Please transcribe the data that follows without the pictures, keeping every word the same.
▬▬▬▬▬▬▬▬▬▬
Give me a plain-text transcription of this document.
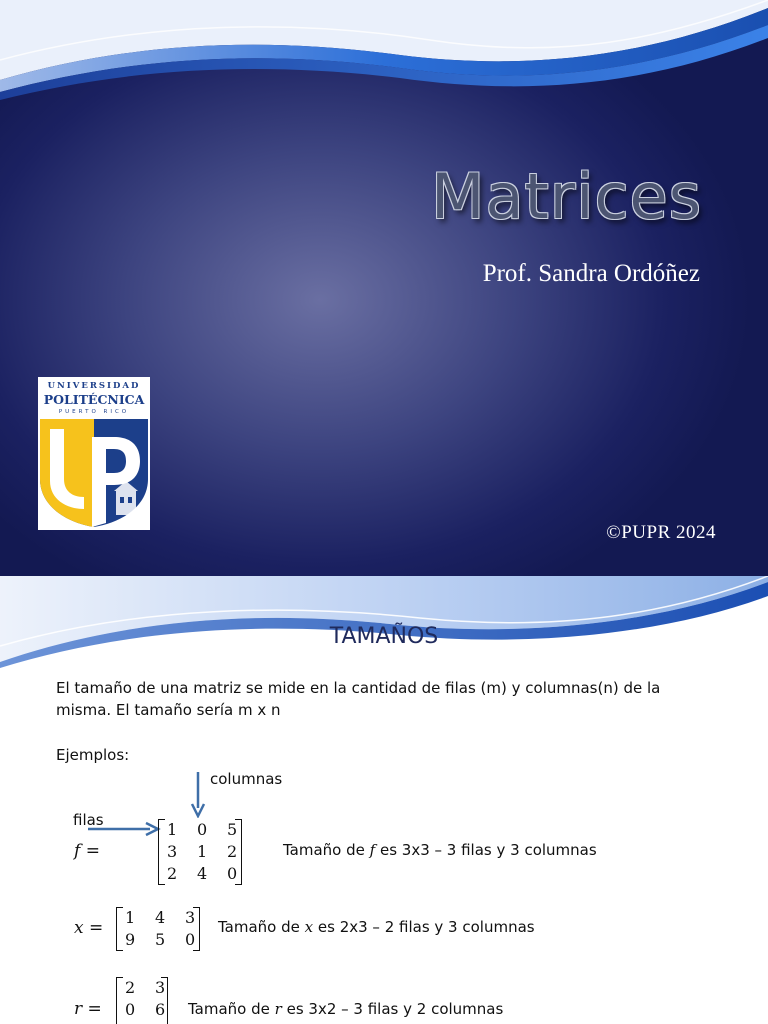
Matrices
Prof. Sandra Ordóñez
UNIVERSIDAD
POLITÉCNICA
PUERTO RICO
©PUPR 2024
TAMAÑOS
El tamaño de una matriz se mide en la cantidad de filas (m) y columnas(n) de la misma. El tamaño sería m x n
Ejemplos:
columnas
filas
f =
1	0	5
3	1	2
2	4	0
Tamaño de f es 3x3 – 3 filas y 3 columnas
x =
1	4	3
9	5	0
Tamaño de x es 2x3 – 2 filas y 3 columnas
r =
2	3
0	6 Tamaño de r es 3x2 – 3 filas y 2 columnas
▬▬▬▬▬▬▬▬▬▬
Written response.
Give me a plain-text transcription of this document.
Matrices
Prof. Sandra Ordóñez
UNIVERSIDAD
POLITÉCNICA
PUERTO RICO
©PUPR 2024
TAMAÑOS
El tamaño de una matriz se mide en la cantidad de filas (m) y columnas(n) de la misma. El tamaño sería m x n
Ejemplos:
columnas
filas
f =
1	0	5
3	1	2
2	4	0
Tamaño de f es 3x3 – 3 filas y 3 columnas
x =
1	4	3
9	5	0
Tamaño de x es 2x3 – 2 filas y 3 columnas
r =
2	3
0	6 Tamaño de r es 3x2 – 3 filas y 2 columnas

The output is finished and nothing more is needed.